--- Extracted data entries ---
------------------------
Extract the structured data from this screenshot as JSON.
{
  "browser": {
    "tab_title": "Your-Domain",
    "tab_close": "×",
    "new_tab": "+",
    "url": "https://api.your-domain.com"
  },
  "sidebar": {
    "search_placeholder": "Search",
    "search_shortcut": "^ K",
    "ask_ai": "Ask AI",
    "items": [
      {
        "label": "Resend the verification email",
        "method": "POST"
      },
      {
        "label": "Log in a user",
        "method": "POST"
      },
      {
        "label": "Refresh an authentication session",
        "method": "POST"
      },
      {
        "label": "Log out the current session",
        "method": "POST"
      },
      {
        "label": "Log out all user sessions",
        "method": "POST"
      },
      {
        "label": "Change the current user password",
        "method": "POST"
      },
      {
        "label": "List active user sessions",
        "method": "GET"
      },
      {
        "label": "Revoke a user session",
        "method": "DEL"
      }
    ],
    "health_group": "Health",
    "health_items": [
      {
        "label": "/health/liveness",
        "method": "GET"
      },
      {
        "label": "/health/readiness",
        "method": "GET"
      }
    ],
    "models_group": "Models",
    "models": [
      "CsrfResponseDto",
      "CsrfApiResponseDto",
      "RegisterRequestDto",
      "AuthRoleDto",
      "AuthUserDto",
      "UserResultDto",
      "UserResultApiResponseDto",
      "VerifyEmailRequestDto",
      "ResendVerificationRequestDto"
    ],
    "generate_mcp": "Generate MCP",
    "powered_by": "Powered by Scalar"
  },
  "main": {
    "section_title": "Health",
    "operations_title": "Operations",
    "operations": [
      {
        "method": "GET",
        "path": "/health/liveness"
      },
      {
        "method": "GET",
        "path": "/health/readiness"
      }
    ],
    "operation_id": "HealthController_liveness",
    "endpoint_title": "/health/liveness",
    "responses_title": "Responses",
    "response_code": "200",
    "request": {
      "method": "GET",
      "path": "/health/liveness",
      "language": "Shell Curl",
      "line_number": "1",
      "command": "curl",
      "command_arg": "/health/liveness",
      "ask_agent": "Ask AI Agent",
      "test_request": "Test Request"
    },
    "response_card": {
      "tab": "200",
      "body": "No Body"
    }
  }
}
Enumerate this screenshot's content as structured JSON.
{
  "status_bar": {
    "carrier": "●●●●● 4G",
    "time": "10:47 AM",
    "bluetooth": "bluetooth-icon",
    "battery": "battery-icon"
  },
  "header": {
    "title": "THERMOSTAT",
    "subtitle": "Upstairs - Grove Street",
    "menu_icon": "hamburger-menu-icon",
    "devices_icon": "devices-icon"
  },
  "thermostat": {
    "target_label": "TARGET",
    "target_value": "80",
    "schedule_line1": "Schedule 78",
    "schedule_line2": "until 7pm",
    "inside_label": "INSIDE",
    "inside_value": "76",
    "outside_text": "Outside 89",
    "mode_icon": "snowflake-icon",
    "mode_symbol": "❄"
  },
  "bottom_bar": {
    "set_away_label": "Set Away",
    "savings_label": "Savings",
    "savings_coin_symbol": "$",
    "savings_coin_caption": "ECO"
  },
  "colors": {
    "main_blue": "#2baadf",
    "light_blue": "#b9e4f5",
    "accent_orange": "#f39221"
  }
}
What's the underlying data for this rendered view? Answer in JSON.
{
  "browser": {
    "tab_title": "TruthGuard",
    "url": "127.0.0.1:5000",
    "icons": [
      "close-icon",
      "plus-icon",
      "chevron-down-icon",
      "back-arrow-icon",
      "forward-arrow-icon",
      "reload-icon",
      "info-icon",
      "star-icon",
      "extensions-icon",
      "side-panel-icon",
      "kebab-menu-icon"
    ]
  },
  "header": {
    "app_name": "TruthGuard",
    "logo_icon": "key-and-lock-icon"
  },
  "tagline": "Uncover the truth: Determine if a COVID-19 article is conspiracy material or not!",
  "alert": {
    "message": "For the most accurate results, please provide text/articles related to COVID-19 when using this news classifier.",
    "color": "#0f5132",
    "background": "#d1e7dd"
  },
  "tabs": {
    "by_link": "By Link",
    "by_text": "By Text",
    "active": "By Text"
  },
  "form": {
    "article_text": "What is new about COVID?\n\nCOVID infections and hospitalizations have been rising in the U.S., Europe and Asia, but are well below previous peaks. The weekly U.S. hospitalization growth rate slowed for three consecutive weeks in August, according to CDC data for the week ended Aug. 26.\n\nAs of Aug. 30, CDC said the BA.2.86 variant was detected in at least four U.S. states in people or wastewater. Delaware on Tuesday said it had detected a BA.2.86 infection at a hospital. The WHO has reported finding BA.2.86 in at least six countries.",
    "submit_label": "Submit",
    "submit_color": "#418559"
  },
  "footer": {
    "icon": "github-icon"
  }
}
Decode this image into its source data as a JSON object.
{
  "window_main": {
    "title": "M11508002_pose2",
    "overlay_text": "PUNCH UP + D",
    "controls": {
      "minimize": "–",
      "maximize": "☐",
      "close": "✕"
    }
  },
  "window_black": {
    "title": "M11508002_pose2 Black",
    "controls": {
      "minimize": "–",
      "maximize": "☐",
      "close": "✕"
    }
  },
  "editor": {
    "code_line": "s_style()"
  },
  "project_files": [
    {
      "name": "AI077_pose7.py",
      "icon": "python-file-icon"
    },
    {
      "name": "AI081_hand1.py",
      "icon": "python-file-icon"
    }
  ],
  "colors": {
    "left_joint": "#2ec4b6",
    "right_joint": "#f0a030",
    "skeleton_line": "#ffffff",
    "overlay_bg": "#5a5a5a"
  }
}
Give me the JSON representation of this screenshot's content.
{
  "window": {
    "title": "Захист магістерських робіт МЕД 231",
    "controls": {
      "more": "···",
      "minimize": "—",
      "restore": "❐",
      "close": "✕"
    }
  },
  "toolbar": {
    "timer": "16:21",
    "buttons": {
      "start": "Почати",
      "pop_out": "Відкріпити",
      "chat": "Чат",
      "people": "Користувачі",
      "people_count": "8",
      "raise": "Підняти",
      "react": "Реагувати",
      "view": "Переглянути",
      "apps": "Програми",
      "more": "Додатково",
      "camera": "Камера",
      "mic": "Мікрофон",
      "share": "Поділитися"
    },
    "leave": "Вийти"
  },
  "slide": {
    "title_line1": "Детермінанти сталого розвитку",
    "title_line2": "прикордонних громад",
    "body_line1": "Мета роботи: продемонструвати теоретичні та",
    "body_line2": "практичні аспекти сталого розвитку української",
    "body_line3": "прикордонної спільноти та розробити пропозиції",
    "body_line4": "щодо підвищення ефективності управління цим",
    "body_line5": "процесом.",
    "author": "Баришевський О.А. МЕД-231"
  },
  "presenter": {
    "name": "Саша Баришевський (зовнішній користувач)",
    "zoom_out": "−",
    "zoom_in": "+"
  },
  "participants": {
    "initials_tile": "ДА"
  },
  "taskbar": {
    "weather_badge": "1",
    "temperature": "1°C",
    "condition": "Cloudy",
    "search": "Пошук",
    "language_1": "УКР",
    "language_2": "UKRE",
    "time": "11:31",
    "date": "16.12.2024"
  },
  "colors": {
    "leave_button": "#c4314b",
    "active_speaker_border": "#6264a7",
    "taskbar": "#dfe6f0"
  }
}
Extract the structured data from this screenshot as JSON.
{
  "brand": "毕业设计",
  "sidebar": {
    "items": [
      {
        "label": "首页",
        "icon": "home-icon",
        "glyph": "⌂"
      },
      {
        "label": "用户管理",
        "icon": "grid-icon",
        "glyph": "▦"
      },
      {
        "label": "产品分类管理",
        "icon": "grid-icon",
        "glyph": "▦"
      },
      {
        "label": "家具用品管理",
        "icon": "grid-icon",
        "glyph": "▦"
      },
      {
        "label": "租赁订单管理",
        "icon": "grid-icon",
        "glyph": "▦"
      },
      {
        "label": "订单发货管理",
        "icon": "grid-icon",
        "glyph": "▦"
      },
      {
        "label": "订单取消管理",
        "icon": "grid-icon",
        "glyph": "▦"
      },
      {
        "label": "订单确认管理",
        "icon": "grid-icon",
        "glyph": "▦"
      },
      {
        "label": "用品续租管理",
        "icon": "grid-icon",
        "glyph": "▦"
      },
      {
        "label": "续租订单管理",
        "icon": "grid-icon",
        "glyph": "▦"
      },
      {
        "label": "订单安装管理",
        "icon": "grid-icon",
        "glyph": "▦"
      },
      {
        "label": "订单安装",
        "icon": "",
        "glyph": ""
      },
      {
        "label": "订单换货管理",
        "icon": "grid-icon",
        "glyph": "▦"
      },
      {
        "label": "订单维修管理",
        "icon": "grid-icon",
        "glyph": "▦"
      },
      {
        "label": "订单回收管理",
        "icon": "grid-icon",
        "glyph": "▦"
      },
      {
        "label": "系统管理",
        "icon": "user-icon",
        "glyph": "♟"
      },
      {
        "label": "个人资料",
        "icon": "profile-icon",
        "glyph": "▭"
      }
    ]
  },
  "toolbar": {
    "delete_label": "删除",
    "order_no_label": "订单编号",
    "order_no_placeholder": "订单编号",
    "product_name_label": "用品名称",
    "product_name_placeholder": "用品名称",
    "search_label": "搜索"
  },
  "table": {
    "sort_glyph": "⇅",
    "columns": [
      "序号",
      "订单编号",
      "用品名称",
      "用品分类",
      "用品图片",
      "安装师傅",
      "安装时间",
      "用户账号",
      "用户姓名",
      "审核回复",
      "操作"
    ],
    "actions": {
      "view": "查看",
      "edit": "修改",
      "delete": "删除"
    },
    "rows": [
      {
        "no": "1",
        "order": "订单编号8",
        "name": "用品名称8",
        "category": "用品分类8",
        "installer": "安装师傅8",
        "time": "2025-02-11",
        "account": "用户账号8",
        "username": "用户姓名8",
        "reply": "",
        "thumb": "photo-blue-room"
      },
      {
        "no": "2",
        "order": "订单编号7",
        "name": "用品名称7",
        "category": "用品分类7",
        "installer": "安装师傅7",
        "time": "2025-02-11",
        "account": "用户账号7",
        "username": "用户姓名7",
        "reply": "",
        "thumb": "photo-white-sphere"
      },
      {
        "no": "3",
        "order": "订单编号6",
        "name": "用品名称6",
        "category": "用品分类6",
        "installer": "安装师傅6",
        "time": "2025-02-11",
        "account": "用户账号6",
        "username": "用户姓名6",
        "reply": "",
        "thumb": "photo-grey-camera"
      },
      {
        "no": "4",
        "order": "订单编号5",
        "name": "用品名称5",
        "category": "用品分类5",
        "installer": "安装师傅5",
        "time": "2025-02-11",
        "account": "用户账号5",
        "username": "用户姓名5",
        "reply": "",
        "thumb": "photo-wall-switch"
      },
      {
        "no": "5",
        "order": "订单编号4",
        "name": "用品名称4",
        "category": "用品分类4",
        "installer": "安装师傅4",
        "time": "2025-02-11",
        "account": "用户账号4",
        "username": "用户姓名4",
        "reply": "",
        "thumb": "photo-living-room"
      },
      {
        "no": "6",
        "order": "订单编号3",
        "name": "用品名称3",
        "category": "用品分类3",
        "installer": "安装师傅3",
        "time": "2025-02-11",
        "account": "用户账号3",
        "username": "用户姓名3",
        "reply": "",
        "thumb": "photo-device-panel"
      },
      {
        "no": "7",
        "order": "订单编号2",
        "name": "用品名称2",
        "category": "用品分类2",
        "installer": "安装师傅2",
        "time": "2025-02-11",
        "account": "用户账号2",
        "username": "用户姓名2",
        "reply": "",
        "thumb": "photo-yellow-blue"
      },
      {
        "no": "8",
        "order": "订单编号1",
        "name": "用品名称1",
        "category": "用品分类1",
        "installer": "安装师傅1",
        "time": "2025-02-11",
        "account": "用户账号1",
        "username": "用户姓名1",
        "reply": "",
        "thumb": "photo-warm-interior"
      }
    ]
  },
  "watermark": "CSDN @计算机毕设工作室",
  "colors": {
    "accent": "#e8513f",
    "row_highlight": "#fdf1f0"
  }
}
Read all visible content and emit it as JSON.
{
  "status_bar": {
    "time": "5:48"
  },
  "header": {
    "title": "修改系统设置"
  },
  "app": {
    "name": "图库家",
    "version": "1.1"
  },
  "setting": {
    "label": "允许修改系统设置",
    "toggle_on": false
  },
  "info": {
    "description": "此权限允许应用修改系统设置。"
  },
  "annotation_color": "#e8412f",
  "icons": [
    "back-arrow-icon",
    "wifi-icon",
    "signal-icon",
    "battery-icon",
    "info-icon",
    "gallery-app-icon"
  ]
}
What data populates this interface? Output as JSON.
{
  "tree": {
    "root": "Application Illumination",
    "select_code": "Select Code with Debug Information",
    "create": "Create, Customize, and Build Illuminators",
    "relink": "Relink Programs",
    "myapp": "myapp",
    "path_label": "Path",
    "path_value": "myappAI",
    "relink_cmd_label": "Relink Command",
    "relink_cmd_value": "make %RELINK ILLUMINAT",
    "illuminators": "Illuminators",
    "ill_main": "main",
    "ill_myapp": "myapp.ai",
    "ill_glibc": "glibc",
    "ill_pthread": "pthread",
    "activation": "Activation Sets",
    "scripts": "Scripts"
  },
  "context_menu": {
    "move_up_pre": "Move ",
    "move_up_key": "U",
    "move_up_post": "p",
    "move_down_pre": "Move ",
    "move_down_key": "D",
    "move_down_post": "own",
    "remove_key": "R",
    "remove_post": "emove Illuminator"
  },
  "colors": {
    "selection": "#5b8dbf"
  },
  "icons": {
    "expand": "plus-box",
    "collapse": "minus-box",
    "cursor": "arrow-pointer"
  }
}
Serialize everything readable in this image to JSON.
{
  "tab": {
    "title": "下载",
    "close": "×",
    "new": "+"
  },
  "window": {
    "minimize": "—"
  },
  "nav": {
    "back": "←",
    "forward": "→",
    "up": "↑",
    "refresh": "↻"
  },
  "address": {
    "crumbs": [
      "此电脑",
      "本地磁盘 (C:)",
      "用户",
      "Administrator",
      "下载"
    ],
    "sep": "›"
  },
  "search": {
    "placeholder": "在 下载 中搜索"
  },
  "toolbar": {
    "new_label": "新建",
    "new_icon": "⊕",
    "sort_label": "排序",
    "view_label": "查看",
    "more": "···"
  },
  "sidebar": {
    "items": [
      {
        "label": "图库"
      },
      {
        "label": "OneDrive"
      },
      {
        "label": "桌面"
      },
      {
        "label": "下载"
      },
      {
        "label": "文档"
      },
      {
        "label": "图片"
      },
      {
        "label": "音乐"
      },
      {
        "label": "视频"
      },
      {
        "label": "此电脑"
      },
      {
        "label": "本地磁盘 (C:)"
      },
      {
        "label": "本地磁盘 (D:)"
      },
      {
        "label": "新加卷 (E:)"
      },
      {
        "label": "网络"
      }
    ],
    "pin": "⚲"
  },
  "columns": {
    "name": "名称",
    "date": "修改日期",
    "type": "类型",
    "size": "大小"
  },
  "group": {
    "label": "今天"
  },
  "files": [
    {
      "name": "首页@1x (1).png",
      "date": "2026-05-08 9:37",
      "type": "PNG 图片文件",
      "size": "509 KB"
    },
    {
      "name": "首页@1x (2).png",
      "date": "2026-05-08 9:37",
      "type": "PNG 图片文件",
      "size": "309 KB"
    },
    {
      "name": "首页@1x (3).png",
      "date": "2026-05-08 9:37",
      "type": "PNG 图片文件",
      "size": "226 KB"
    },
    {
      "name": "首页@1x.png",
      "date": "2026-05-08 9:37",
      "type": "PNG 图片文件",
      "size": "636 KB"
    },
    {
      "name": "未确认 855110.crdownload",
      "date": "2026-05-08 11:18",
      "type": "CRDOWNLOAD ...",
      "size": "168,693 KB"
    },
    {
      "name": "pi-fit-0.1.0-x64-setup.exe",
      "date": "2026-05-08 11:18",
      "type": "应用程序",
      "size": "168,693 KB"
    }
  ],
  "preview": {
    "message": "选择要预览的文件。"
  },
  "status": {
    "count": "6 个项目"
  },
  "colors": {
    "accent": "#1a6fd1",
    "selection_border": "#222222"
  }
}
------------------------
--- Given exercise ---
Give the count of lines holding the word "current" and nothing more.

--- Solution for this task ---
2